Select all lines with the string "Treatment" in them, and copy those lines.

>> Start Record excerpts

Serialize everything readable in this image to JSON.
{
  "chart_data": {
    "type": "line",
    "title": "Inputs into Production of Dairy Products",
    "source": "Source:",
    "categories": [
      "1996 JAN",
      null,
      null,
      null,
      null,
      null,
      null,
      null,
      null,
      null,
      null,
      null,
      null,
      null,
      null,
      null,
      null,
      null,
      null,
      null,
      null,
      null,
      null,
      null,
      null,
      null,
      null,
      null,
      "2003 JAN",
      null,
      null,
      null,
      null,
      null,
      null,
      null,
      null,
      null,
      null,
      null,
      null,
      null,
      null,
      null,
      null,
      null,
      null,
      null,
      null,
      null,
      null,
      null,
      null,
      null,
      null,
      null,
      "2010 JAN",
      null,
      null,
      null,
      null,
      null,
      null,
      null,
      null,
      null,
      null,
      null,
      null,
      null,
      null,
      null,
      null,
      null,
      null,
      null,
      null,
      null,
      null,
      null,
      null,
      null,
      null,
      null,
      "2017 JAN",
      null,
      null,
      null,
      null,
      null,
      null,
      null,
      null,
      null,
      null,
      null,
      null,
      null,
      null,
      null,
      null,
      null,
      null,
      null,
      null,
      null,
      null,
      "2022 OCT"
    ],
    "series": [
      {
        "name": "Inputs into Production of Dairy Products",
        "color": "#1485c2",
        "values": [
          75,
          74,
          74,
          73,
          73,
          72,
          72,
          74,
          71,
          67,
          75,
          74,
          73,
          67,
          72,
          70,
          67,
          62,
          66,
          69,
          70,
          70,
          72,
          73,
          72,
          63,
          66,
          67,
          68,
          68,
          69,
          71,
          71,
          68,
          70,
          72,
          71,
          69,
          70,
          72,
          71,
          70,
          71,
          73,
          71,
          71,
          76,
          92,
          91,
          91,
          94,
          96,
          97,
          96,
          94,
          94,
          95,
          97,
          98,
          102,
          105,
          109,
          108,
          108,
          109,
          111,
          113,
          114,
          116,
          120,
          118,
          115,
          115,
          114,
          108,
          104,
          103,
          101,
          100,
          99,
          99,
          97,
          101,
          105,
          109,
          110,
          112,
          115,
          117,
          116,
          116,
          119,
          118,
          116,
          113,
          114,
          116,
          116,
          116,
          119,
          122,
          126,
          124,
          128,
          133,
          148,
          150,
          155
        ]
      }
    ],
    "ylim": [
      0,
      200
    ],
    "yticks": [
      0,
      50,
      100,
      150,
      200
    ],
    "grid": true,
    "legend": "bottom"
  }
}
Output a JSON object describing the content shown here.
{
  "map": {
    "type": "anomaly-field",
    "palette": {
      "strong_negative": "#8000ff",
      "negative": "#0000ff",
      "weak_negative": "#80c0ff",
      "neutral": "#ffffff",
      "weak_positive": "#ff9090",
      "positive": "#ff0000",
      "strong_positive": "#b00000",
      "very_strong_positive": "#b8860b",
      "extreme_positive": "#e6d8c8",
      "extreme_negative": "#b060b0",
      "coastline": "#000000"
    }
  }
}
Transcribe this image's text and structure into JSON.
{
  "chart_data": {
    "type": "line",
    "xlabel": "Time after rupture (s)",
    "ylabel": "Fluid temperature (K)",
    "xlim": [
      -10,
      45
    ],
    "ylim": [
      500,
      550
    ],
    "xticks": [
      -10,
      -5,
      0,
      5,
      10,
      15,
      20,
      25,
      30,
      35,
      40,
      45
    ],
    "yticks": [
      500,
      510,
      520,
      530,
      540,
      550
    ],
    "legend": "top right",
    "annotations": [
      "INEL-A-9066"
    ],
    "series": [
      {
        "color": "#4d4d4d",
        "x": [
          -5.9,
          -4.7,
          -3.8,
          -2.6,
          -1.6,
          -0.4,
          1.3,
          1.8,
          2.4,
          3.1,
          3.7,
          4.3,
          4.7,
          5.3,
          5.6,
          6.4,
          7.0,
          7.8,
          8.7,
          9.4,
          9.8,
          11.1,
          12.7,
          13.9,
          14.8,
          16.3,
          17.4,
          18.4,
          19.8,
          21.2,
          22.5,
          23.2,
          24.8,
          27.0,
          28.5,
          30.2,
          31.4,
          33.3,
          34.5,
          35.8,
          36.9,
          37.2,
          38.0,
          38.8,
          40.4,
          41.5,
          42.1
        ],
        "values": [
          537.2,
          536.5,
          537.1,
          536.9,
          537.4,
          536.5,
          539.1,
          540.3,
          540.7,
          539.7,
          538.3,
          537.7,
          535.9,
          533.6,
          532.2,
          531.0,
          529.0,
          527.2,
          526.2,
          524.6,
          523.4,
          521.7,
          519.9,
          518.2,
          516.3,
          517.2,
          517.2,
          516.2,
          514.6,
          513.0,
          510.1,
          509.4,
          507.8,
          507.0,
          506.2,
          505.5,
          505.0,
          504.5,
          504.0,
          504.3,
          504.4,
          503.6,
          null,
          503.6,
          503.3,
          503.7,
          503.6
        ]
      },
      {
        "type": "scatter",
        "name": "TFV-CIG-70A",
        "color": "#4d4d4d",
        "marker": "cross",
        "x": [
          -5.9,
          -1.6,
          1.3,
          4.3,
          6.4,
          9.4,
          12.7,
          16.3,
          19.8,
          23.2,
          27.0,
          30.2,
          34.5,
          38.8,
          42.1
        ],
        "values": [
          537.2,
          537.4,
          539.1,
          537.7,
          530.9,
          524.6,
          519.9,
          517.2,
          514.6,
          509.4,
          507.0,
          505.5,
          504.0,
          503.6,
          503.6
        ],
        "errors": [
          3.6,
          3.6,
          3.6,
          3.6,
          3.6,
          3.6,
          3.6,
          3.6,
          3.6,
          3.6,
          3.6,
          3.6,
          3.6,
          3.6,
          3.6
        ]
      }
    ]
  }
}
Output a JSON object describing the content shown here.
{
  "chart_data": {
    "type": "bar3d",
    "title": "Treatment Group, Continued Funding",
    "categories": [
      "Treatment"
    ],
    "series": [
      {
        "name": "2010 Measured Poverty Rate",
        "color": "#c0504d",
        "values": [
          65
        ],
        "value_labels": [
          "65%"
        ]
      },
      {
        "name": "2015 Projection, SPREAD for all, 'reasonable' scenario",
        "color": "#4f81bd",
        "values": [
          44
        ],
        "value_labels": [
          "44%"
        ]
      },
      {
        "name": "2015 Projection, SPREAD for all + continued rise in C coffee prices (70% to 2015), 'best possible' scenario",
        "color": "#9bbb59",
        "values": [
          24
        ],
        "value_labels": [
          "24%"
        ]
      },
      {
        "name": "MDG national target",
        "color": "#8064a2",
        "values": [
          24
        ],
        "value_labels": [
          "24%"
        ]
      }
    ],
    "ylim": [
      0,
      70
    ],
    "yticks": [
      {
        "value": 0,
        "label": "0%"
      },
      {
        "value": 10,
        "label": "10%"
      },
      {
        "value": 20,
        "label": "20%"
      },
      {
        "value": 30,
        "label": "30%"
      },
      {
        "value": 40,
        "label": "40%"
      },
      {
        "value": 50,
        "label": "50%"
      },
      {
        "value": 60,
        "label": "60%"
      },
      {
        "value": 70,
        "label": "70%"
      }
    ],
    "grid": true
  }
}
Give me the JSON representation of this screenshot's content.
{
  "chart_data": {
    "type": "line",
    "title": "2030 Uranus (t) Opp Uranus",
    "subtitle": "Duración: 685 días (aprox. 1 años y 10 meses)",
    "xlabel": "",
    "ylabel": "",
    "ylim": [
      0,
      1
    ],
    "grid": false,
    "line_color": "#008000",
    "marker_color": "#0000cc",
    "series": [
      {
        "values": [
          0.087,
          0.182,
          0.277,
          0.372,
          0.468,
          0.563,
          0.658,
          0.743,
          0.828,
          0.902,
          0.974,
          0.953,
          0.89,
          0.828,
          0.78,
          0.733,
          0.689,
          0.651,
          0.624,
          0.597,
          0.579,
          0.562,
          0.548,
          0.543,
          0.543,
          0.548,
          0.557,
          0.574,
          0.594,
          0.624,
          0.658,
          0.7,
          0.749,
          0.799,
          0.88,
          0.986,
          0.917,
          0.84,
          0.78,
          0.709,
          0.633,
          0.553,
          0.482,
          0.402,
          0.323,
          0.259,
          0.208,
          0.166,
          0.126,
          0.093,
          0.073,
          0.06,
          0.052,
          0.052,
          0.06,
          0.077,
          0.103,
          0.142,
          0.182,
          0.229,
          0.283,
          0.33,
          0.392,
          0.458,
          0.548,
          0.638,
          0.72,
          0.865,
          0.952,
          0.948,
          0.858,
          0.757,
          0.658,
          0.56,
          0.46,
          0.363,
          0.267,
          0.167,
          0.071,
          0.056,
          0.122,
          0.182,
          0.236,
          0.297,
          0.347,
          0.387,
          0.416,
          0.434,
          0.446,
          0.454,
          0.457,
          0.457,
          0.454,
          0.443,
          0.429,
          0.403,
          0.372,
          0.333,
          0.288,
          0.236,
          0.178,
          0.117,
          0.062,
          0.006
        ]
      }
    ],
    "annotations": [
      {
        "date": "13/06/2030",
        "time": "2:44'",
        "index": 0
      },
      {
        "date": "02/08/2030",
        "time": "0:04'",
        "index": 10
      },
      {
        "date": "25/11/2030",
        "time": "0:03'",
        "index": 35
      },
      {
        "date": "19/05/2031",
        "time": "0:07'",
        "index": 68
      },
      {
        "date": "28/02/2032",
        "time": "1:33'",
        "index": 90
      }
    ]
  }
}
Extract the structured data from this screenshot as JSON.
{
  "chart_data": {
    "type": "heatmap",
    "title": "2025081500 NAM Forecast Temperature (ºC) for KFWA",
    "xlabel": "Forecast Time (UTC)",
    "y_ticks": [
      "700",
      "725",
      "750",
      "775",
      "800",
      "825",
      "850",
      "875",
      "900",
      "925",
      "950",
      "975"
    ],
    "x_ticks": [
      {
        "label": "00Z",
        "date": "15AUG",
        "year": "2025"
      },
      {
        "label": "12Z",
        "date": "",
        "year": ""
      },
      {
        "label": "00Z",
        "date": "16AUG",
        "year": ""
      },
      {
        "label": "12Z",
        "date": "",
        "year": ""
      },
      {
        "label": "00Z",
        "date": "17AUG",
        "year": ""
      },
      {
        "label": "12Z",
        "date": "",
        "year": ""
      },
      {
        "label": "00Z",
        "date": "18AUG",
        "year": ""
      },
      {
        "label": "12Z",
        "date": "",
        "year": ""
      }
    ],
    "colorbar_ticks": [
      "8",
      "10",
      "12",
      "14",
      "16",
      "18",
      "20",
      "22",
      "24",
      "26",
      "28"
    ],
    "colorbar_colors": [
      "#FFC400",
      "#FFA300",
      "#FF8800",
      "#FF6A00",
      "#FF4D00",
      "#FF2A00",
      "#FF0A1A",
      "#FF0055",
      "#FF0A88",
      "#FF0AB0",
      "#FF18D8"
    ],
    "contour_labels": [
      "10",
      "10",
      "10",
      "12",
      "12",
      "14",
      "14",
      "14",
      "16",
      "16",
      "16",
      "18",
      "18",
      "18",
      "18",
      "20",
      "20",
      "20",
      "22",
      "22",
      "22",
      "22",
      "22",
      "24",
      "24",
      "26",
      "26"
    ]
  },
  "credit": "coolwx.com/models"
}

>> End Record excerpts

**Answer to this exercise**
    "title": "Treatment Group, Continued Funding",
      "Treatment"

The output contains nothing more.